#### What you should do:
Reproduce the listing below character for character; drop every image.

— START Rows —

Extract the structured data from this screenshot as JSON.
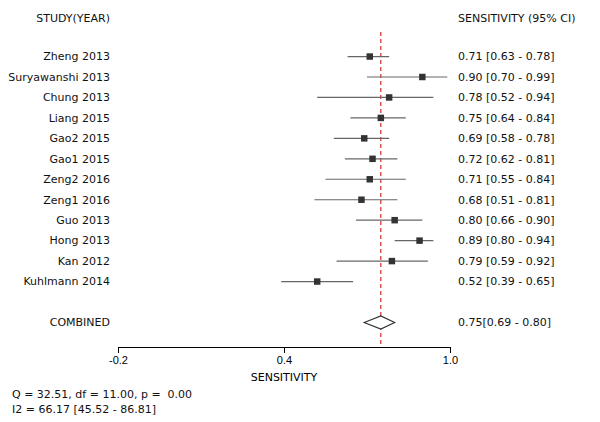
{
  "chart_data": {
    "type": "forest",
    "x_label": "SENSITIVITY",
    "column_headers": [
      "STUDY(YEAR)",
      "SENSITIVITY (95% CI)"
    ],
    "annotations": [
      "Q = 32.51, df = 11.00, p =  0.00",
      "I2 = 66.17 [45.52 - 86.81]"
    ],
    "categories": [
      "Zheng 2013",
      "Suryawanshi 2013",
      "Chung 2013",
      "Liang 2015",
      "Gao2 2015",
      "Gao1 2015",
      "Zeng2 2016",
      "Zeng1 2016",
      "Guo 2013",
      "Hong 2013",
      "Kan 2012",
      "Kuhlmann 2014"
    ],
    "values": [
      0.71,
      0.9,
      0.78,
      0.75,
      0.69,
      0.72,
      0.71,
      0.68,
      0.8,
      0.89,
      0.79,
      0.52
    ],
    "lower": [
      0.63,
      0.7,
      0.52,
      0.64,
      0.58,
      0.62,
      0.55,
      0.51,
      0.66,
      0.8,
      0.59,
      0.39
    ],
    "upper": [
      0.78,
      0.99,
      0.94,
      0.84,
      0.78,
      0.81,
      0.84,
      0.81,
      0.9,
      0.94,
      0.92,
      0.65
    ],
    "value_labels": [
      "0.71 [0.63 - 0.78]",
      "0.90 [0.70 - 0.99]",
      "0.78 [0.52 - 0.94]",
      "0.75 [0.64 - 0.84]",
      "0.69 [0.58 - 0.78]",
      "0.72 [0.62 - 0.81]",
      "0.71 [0.55 - 0.84]",
      "0.68 [0.51 - 0.81]",
      "0.80 [0.66 - 0.90]",
      "0.89 [0.80 - 0.94]",
      "0.79 [0.59 - 0.92]",
      "0.52 [0.39 - 0.65]"
    ],
    "combined": {
      "label": "COMBINED",
      "value": 0.75,
      "lower": 0.69,
      "upper": 0.8,
      "value_label": "0.75[0.69 - 0.80]"
    },
    "reference_line": {
      "value": 0.75,
      "color": "#cc0000"
    },
    "xlim": [
      -0.2,
      1.0
    ],
    "xticks": [
      -0.2,
      0.4,
      {
        "value": 1.0,
        "label": "1.0"
      }
    ]
  }
}
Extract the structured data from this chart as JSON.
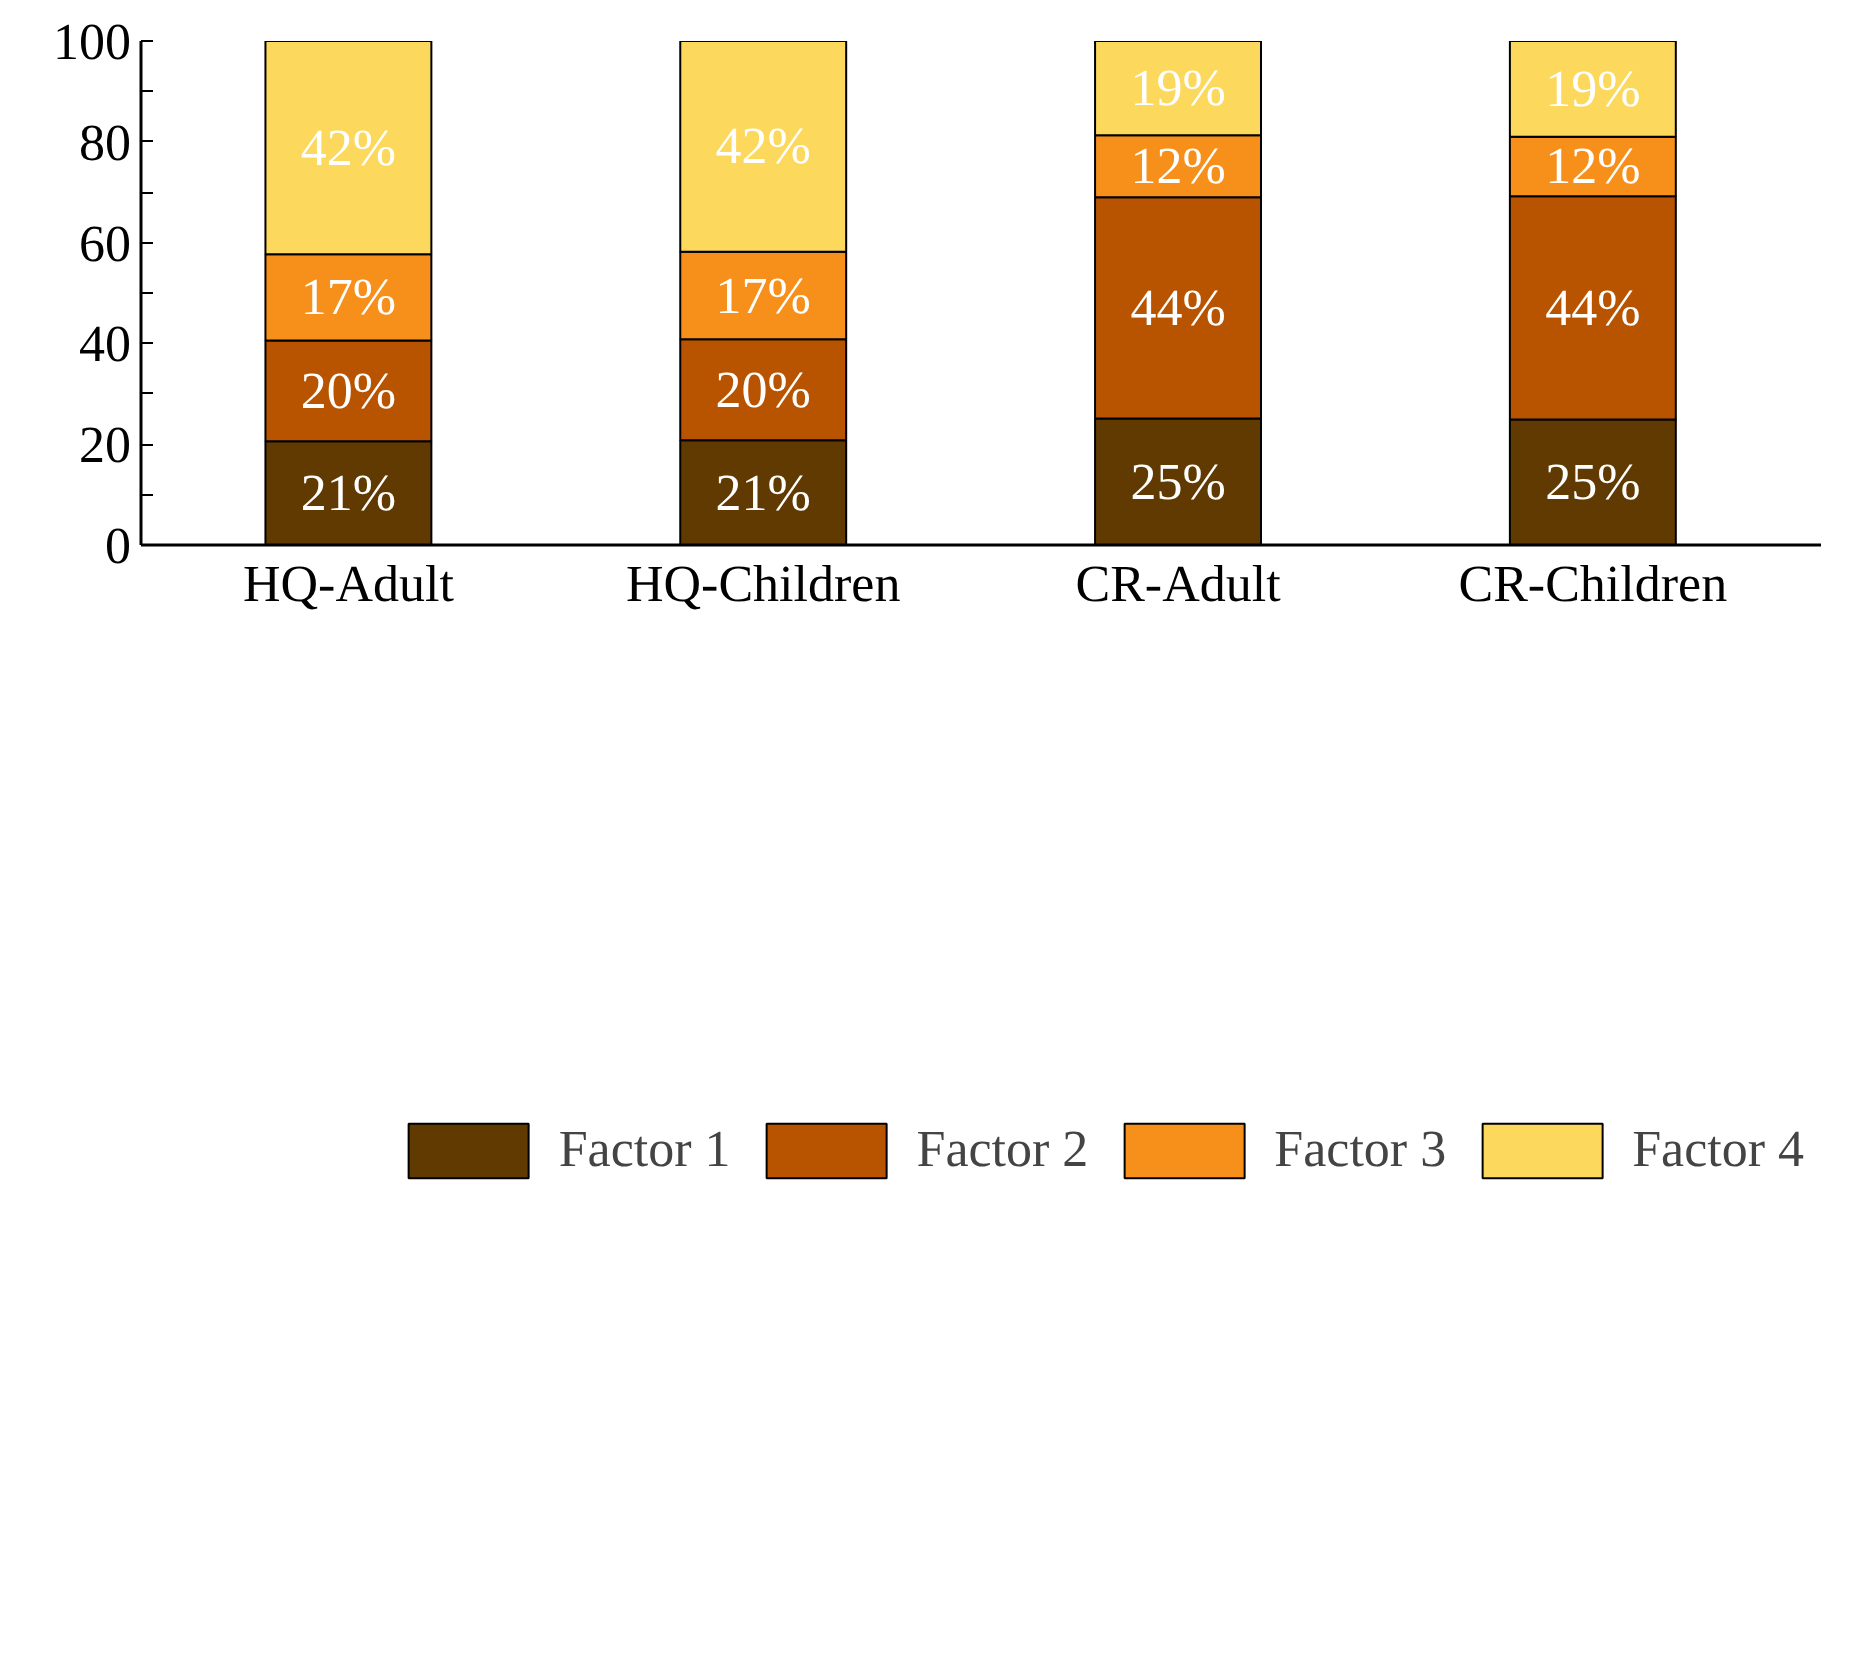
{
  "chart_data": {
    "type": "bar",
    "stacked": true,
    "categories": [
      "HQ-Adult",
      "HQ-Children",
      "CR-Adult",
      "CR-Children"
    ],
    "series": [
      {
        "name": "Factor 1",
        "color": "#603a00",
        "values": [
          20.6,
          20.8,
          25.1,
          24.9
        ],
        "value_labels": [
          "21%",
          "21%",
          "25%",
          "25%"
        ]
      },
      {
        "name": "Factor 2",
        "color": "#b85400",
        "values": [
          20.0,
          20.0,
          43.9,
          44.3
        ],
        "value_labels": [
          "20%",
          "20%",
          "44%",
          "44%"
        ]
      },
      {
        "name": "Factor 3",
        "color": "#f7901a",
        "values": [
          17.1,
          17.4,
          12.3,
          11.8
        ],
        "value_labels": [
          "17%",
          "17%",
          "12%",
          "12%"
        ]
      },
      {
        "name": "Factor 4",
        "color": "#fcd85c",
        "values": [
          42.3,
          41.8,
          18.7,
          19.0
        ],
        "value_labels": [
          "42%",
          "42%",
          "19%",
          "19%"
        ]
      }
    ],
    "ylim": [
      0,
      100
    ],
    "yticks": [
      0,
      {
        "value": 10,
        "label": null
      },
      20,
      {
        "value": 30,
        "label": null
      },
      40,
      {
        "value": 50,
        "label": null
      },
      60,
      {
        "value": 70,
        "label": null
      },
      80,
      {
        "value": 90,
        "label": null
      },
      100
    ],
    "grid": false,
    "legend": "bottom"
  }
}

— END Rows —

#### Solution to this task:
Extract the structured data from this screenshot as JSON.
{
  "chart_data": {
    "type": "forest",
    "x_label": "SENSITIVITY",
    "column_headers": [
      "STUDY(YEAR)",
      "SENSITIVITY (95% CI)"
    ],
    "annotations": [
      "Q = 32.51, df = 11.00, p =  0.00",
      "I2 = 66.17 [45.52 - 86.81]"
    ],
    "categories": [
      "Zheng 2013",
      "Suryawanshi 2013",
      "Chung 2013",
      "Liang 2015",
      "Gao2 2015",
      "Gao1 2015",
      "Zeng2 2016",
      "Zeng1 2016",
      "Guo 2013",
      "Hong 2013",
      "Kan 2012",
      "Kuhlmann 2014"
    ],
    "values": [
      0.71,
      0.9,
      0.78,
      0.75,
      0.69,
      0.72,
      0.71,
      0.68,
      0.8,
      0.89,
      0.79,
      0.52
    ],
    "lower": [
      0.63,
      0.7,
      0.52,
      0.64,
      0.58,
      0.62,
      0.55,
      0.51,
      0.66,
      0.8,
      0.59,
      0.39
    ],
    "upper": [
      0.78,
      0.99,
      0.94,
      0.84,
      0.78,
      0.81,
      0.84,
      0.81,
      0.9,
      0.94,
      0.92,
      0.65
    ],
    "value_labels": [
      "0.71 [0.63 - 0.78]",
      "0.90 [0.70 - 0.99]",
      "0.78 [0.52 - 0.94]",
      "0.75 [0.64 - 0.84]",
      "0.69 [0.58 - 0.78]",
      "0.72 [0.62 - 0.81]",
      "0.71 [0.55 - 0.84]",
      "0.68 [0.51 - 0.81]",
      "0.80 [0.66 - 0.90]",
      "0.89 [0.80 - 0.94]",
      "0.79 [0.59 - 0.92]",
      "0.52 [0.39 - 0.65]"
    ],
    "combined": {
      "label": "COMBINED",
      "value": 0.75,
      "lower": 0.69,
      "upper": 0.8,
      "value_label": "0.75[0.69 - 0.80]"
    },
    "reference_line": {
      "value": 0.75,
      "color": "#cc0000"
    },
    "xlim": [
      -0.2,
      1.0
    ],
    "xticks": [
      -0.2,
      0.4,
      {
        "value": 1.0,
        "label": "1.0"
      }
    ]
  }
}
Extract the structured data from this chart as JSON.
{
  "chart_data": {
    "type": "bar",
    "stacked": true,
    "categories": [
      "HQ-Adult",
      "HQ-Children",
      "CR-Adult",
      "CR-Children"
    ],
    "series": [
      {
        "name": "Factor 1",
        "color": "#603a00",
        "values": [
          20.6,
          20.8,
          25.1,
          24.9
        ],
        "value_labels": [
          "21%",
          "21%",
          "25%",
          "25%"
        ]
      },
      {
        "name": "Factor 2",
        "color": "#b85400",
        "values": [
          20.0,
          20.0,
          43.9,
          44.3
        ],
        "value_labels": [
          "20%",
          "20%",
          "44%",
          "44%"
        ]
      },
      {
        "name": "Factor 3",
        "color": "#f7901a",
        "values": [
          17.1,
          17.4,
          12.3,
          11.8
        ],
        "value_labels": [
          "17%",
          "17%",
          "12%",
          "12%"
        ]
      },
      {
        "name": "Factor 4",
        "color": "#fcd85c",
        "values": [
          42.3,
          41.8,
          18.7,
          19.0
        ],
        "value_labels": [
          "42%",
          "42%",
          "19%",
          "19%"
        ]
      }
    ],
    "ylim": [
      0,
      100
    ],
    "yticks": [
      0,
      {
        "value": 10,
        "label": null
      },
      20,
      {
        "value": 30,
        "label": null
      },
      40,
      {
        "value": 50,
        "label": null
      },
      60,
      {
        "value": 70,
        "label": null
      },
      80,
      {
        "value": 90,
        "label": null
      },
      100
    ],
    "grid": false,
    "legend": "bottom"
  }
}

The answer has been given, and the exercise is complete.